*Exercise prompt:*
Word for word, repeat the data; no picture should appear in the result.

*Available records:*
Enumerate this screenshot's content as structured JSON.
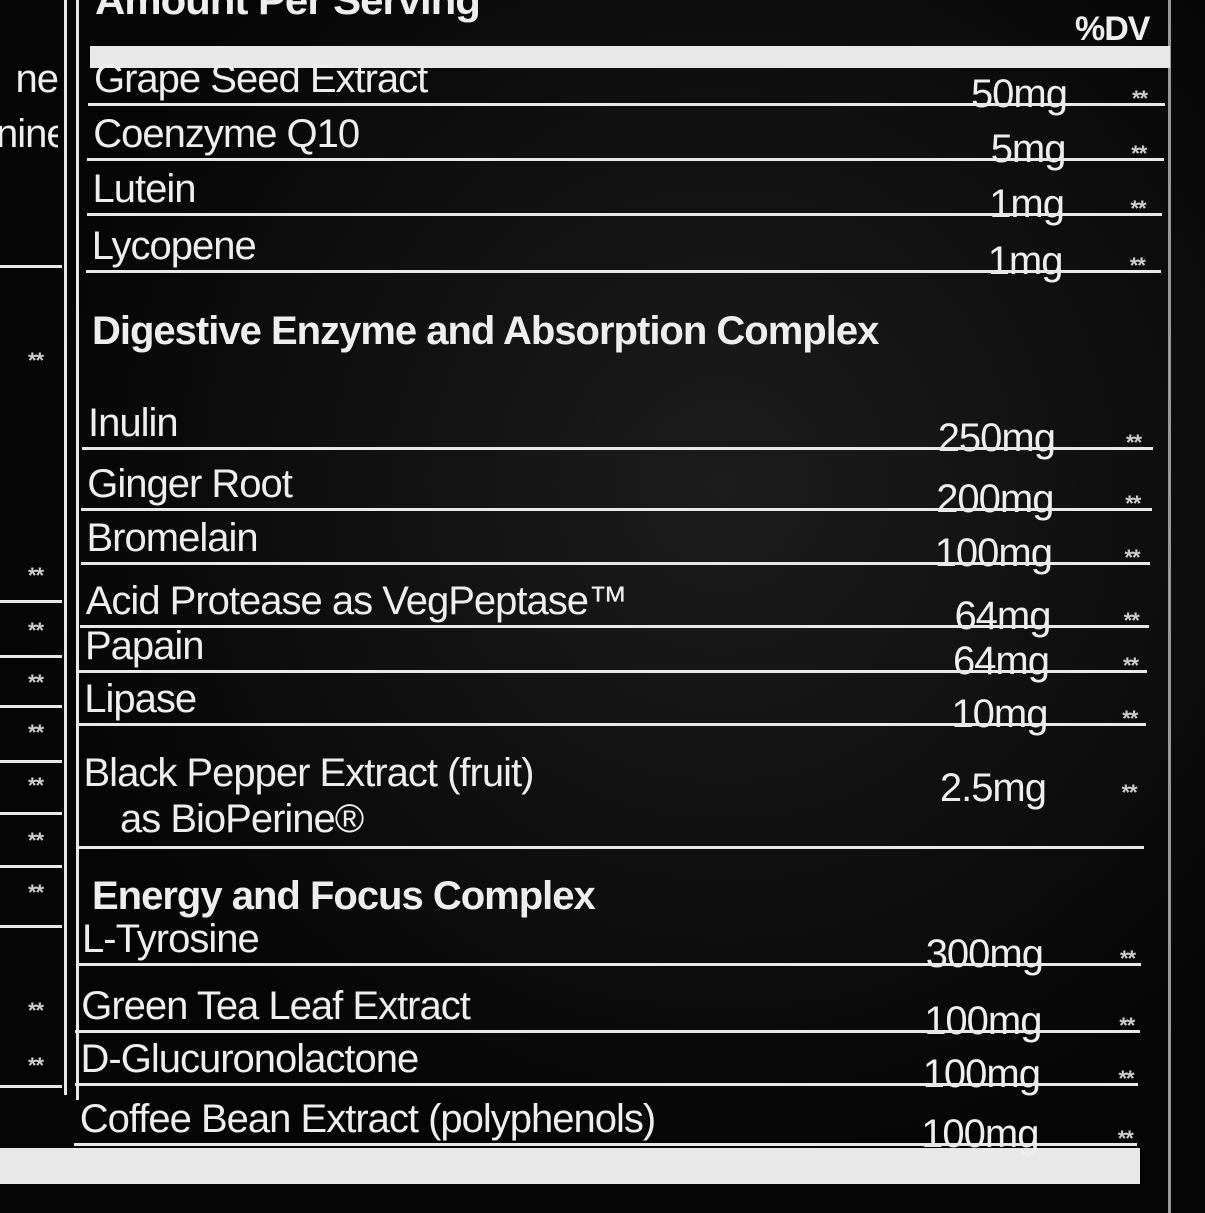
{
  "header": {
    "title": "Amount Per Serving",
    "dv": "%DV"
  },
  "sections": [
    {
      "rows": [
        {
          "name": "Grape Seed Extract",
          "amount": "50mg",
          "dv": "**"
        },
        {
          "name": "Coenzyme Q10",
          "amount": "5mg",
          "dv": "**"
        },
        {
          "name": "Lutein",
          "amount": "1mg",
          "dv": "**"
        },
        {
          "name": "Lycopene",
          "amount": "1mg",
          "dv": "**"
        }
      ]
    },
    {
      "title": "Digestive Enzyme and Absorption Complex",
      "rows": [
        {
          "name": "Inulin",
          "amount": "250mg",
          "dv": "**"
        },
        {
          "name": "Ginger Root",
          "amount": "200mg",
          "dv": "**"
        },
        {
          "name": "Bromelain",
          "amount": "100mg",
          "dv": "**"
        },
        {
          "name": "Acid Protease as VegPeptase™",
          "amount": "64mg",
          "dv": "**"
        },
        {
          "name": "Papain",
          "amount": "64mg",
          "dv": "**"
        },
        {
          "name": "Lipase",
          "amount": "10mg",
          "dv": "**"
        },
        {
          "name": "Black Pepper Extract (fruit)",
          "name_line2": "as BioPerine®",
          "amount": "2.5mg",
          "dv": "**"
        }
      ]
    },
    {
      "title": "Energy and Focus Complex",
      "rows": [
        {
          "name": "L-Tyrosine",
          "amount": "300mg",
          "dv": "**"
        },
        {
          "name": "Green Tea Leaf Extract",
          "amount": "100mg",
          "dv": "**"
        },
        {
          "name": "D-Glucuronolactone",
          "amount": "100mg",
          "dv": "**"
        },
        {
          "name": "Coffee Bean Extract (polyphenols)",
          "amount": "100mg",
          "dv": "**"
        }
      ]
    }
  ],
  "left_column": {
    "texts": [
      "ne",
      "nine"
    ],
    "dv": [
      "**",
      "**",
      "**",
      "**",
      "**",
      "**",
      "**",
      "**",
      "**",
      "**"
    ]
  }
}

*Solution for this exercise:*
Enumerate this screenshot's content as structured JSON.
{
  "header": {
    "title": "Amount Per Serving",
    "dv": "%DV"
  },
  "sections": [
    {
      "rows": [
        {
          "name": "Grape Seed Extract",
          "amount": "50mg",
          "dv": "**"
        },
        {
          "name": "Coenzyme Q10",
          "amount": "5mg",
          "dv": "**"
        },
        {
          "name": "Lutein",
          "amount": "1mg",
          "dv": "**"
        },
        {
          "name": "Lycopene",
          "amount": "1mg",
          "dv": "**"
        }
      ]
    },
    {
      "title": "Digestive Enzyme and Absorption Complex",
      "rows": [
        {
          "name": "Inulin",
          "amount": "250mg",
          "dv": "**"
        },
        {
          "name": "Ginger Root",
          "amount": "200mg",
          "dv": "**"
        },
        {
          "name": "Bromelain",
          "amount": "100mg",
          "dv": "**"
        },
        {
          "name": "Acid Protease as VegPeptase™",
          "amount": "64mg",
          "dv": "**"
        },
        {
          "name": "Papain",
          "amount": "64mg",
          "dv": "**"
        },
        {
          "name": "Lipase",
          "amount": "10mg",
          "dv": "**"
        },
        {
          "name": "Black Pepper Extract (fruit)",
          "name_line2": "as BioPerine®",
          "amount": "2.5mg",
          "dv": "**"
        }
      ]
    },
    {
      "title": "Energy and Focus Complex",
      "rows": [
        {
          "name": "L-Tyrosine",
          "amount": "300mg",
          "dv": "**"
        },
        {
          "name": "Green Tea Leaf Extract",
          "amount": "100mg",
          "dv": "**"
        },
        {
          "name": "D-Glucuronolactone",
          "amount": "100mg",
          "dv": "**"
        },
        {
          "name": "Coffee Bean Extract (polyphenols)",
          "amount": "100mg",
          "dv": "**"
        }
      ]
    }
  ],
  "left_column": {
    "texts": [
      "ne",
      "nine"
    ],
    "dv": [
      "**",
      "**",
      "**",
      "**",
      "**",
      "**",
      "**",
      "**",
      "**",
      "**"
    ]
  }
}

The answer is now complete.